Dataset items

——

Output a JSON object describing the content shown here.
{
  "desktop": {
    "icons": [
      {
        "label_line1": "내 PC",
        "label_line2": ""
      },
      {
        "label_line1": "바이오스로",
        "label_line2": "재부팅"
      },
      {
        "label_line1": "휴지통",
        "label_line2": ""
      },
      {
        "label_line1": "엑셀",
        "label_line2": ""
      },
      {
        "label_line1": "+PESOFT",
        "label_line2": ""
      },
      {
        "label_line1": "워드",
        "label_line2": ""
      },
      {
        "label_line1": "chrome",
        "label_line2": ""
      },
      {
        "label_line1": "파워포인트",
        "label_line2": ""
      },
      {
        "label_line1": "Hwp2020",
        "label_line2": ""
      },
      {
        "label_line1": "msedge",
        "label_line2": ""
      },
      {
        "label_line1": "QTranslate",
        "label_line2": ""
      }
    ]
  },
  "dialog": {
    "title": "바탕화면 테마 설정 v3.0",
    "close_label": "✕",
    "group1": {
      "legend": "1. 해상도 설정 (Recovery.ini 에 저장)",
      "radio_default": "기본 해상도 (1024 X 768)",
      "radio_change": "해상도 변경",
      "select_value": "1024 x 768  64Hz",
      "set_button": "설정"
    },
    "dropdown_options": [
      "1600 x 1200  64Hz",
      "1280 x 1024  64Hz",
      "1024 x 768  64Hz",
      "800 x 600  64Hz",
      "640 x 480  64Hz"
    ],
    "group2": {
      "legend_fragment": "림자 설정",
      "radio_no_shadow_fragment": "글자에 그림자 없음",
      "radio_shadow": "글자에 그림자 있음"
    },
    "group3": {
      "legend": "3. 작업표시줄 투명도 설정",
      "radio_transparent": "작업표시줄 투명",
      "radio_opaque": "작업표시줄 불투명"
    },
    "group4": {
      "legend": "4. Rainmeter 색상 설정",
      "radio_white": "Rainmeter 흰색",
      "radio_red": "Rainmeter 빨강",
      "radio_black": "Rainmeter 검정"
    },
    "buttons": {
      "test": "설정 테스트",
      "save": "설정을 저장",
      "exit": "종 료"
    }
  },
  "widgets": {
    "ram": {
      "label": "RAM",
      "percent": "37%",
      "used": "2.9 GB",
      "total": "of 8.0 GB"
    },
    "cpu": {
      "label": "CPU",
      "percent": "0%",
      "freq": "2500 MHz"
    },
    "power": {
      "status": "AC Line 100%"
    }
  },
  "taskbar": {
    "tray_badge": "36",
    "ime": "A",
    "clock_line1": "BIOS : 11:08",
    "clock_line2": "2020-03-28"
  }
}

——

Your task is to return the full listing exactly as it was given.

Task solution —
Output a JSON object describing the content shown here.
{
  "desktop": {
    "icons": [
      {
        "label_line1": "내 PC",
        "label_line2": ""
      },
      {
        "label_line1": "바이오스로",
        "label_line2": "재부팅"
      },
      {
        "label_line1": "휴지통",
        "label_line2": ""
      },
      {
        "label_line1": "엑셀",
        "label_line2": ""
      },
      {
        "label_line1": "+PESOFT",
        "label_line2": ""
      },
      {
        "label_line1": "워드",
        "label_line2": ""
      },
      {
        "label_line1": "chrome",
        "label_line2": ""
      },
      {
        "label_line1": "파워포인트",
        "label_line2": ""
      },
      {
        "label_line1": "Hwp2020",
        "label_line2": ""
      },
      {
        "label_line1": "msedge",
        "label_line2": ""
      },
      {
        "label_line1": "QTranslate",
        "label_line2": ""
      }
    ]
  },
  "dialog": {
    "title": "바탕화면 테마 설정 v3.0",
    "close_label": "✕",
    "group1": {
      "legend": "1. 해상도 설정 (Recovery.ini 에 저장)",
      "radio_default": "기본 해상도 (1024 X 768)",
      "radio_change": "해상도 변경",
      "select_value": "1024 x 768  64Hz",
      "set_button": "설정"
    },
    "dropdown_options": [
      "1600 x 1200  64Hz",
      "1280 x 1024  64Hz",
      "1024 x 768  64Hz",
      "800 x 600  64Hz",
      "640 x 480  64Hz"
    ],
    "group2": {
      "legend_fragment": "림자 설정",
      "radio_no_shadow_fragment": "글자에 그림자 없음",
      "radio_shadow": "글자에 그림자 있음"
    },
    "group3": {
      "legend": "3. 작업표시줄 투명도 설정",
      "radio_transparent": "작업표시줄 투명",
      "radio_opaque": "작업표시줄 불투명"
    },
    "group4": {
      "legend": "4. Rainmeter 색상 설정",
      "radio_white": "Rainmeter 흰색",
      "radio_red": "Rainmeter 빨강",
      "radio_black": "Rainmeter 검정"
    },
    "buttons": {
      "test": "설정 테스트",
      "save": "설정을 저장",
      "exit": "종 료"
    }
  },
  "widgets": {
    "ram": {
      "label": "RAM",
      "percent": "37%",
      "used": "2.9 GB",
      "total": "of 8.0 GB"
    },
    "cpu": {
      "label": "CPU",
      "percent": "0%",
      "freq": "2500 MHz"
    },
    "power": {
      "status": "AC Line 100%"
    }
  },
  "taskbar": {
    "tray_badge": "36",
    "ime": "A",
    "clock_line1": "BIOS : 11:08",
    "clock_line2": "2020-03-28"
  }
}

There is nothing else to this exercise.